-- Begin --

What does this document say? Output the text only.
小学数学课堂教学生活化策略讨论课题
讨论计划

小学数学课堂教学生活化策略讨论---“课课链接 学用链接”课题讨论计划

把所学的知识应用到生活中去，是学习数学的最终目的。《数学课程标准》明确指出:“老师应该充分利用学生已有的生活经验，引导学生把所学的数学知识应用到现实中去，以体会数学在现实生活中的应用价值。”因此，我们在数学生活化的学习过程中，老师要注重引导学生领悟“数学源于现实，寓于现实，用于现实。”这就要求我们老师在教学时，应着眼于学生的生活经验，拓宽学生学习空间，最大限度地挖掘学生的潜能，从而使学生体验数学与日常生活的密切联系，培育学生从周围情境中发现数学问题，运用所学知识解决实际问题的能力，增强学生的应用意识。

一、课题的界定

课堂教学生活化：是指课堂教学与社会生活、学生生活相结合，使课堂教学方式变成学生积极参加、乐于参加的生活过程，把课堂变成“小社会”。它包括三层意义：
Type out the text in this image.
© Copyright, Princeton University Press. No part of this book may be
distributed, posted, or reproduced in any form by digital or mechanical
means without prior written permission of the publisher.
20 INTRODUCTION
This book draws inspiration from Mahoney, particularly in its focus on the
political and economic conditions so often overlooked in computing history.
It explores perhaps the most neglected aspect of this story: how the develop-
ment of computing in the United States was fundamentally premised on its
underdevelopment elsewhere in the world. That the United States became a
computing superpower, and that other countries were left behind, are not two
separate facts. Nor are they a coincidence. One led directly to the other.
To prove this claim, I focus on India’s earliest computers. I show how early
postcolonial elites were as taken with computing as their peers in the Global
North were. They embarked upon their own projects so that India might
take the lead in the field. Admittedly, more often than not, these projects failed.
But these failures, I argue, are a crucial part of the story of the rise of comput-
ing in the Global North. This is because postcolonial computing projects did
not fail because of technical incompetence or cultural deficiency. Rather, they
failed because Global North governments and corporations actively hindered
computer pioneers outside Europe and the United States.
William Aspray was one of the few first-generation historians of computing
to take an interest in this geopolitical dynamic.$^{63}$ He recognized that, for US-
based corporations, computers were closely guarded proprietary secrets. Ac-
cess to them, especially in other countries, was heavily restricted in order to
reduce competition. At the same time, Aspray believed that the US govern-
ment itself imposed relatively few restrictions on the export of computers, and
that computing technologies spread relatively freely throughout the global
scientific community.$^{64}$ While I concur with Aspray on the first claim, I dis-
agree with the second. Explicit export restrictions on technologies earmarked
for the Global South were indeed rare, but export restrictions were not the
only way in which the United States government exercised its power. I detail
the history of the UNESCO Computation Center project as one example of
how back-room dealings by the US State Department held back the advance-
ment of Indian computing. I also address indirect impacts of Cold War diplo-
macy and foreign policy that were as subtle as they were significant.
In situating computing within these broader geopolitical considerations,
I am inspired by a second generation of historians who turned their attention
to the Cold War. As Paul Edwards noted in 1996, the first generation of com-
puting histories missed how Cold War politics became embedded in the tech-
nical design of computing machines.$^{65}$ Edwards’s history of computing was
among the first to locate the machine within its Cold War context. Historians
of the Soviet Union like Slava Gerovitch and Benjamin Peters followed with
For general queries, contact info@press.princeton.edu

-- End --

# AIM
Where a line in the material above holds "failed", copy that line.

# RESULT
take the lead in the field. Admittedly, more often than not, these projects failed.
failed because Global North governments and corporations actively hindered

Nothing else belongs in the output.